▸ Exercise requirements:
A line counts if it contains the word "әкімдігінің" at least once. State how many such lines the records contain, giving the number alone.

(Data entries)
·····

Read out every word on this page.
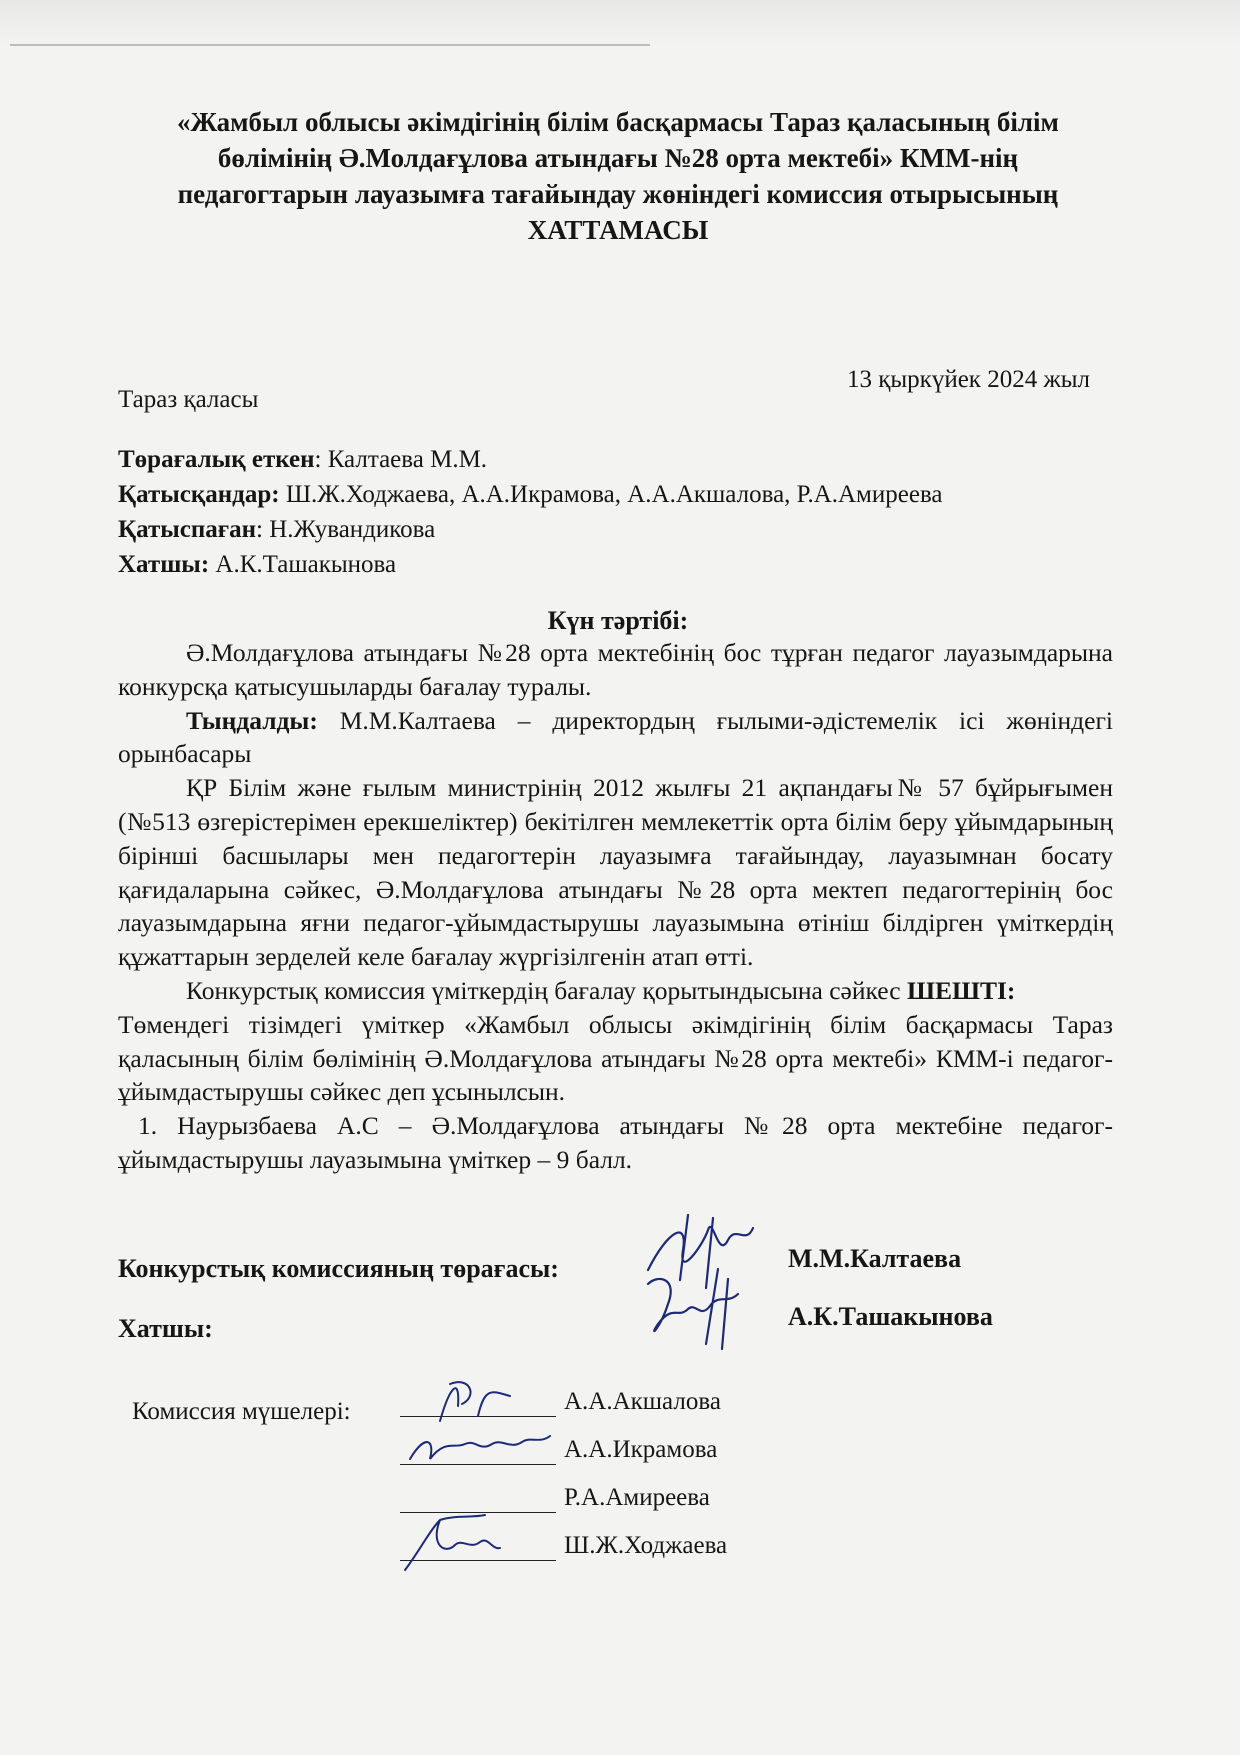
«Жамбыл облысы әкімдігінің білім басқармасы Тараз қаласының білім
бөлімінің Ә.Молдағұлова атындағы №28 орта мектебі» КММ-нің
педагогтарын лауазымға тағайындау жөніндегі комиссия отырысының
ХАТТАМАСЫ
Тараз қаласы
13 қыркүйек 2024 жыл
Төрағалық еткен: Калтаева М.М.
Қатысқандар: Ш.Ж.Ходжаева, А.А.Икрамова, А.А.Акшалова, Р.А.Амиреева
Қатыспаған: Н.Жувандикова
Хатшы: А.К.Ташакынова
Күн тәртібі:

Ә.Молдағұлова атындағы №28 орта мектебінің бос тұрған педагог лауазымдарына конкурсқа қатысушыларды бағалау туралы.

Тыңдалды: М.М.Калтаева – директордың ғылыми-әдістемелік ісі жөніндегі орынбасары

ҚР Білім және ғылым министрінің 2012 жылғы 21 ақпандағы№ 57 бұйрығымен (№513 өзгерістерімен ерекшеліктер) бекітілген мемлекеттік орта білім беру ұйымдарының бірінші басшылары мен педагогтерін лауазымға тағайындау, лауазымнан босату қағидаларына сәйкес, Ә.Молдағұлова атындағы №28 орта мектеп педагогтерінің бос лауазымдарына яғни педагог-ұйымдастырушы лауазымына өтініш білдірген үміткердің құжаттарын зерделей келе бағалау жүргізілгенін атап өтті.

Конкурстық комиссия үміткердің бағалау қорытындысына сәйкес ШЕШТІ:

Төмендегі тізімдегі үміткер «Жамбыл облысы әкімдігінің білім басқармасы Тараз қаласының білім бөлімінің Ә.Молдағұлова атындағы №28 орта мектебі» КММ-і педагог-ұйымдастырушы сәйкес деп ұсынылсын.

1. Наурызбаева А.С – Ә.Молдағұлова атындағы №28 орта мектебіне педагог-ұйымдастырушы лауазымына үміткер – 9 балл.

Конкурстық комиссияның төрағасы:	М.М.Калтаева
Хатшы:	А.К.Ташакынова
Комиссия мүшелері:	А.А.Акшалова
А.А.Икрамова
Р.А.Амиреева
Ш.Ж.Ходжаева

·····

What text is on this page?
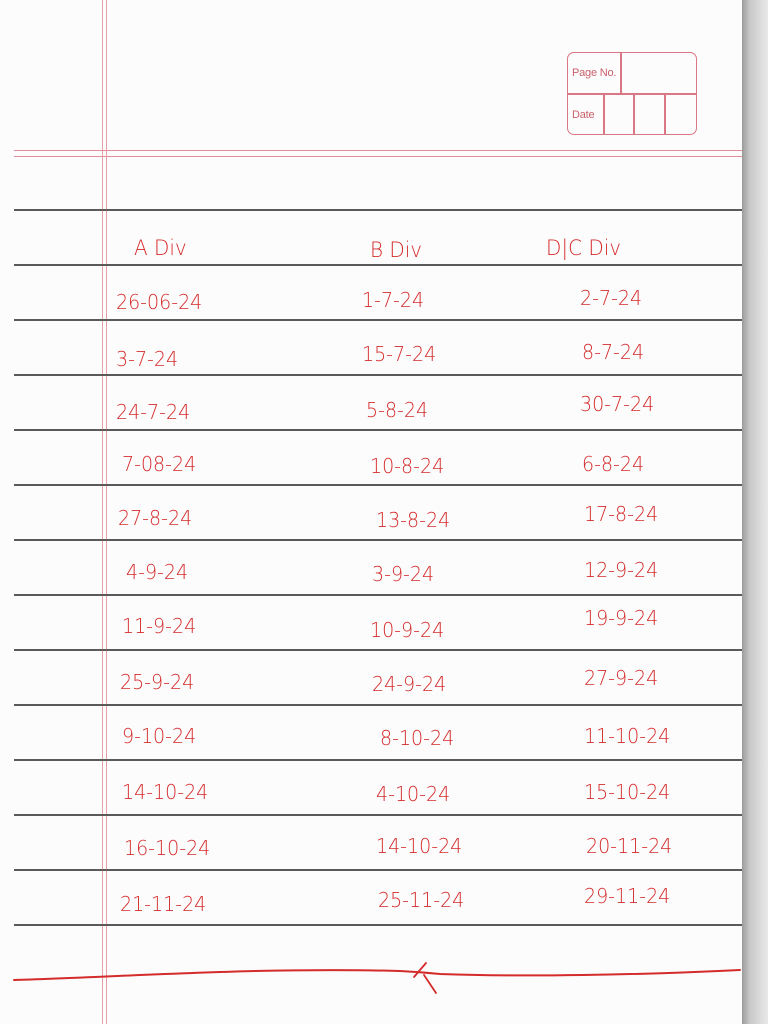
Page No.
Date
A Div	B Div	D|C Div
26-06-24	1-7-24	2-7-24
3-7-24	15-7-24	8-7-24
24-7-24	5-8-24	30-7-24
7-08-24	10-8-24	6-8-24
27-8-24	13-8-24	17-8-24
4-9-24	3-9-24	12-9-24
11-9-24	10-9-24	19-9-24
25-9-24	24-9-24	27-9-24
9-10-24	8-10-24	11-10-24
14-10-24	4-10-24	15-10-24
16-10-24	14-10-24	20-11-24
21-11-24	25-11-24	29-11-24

·····

▸ Answer to the problem:
2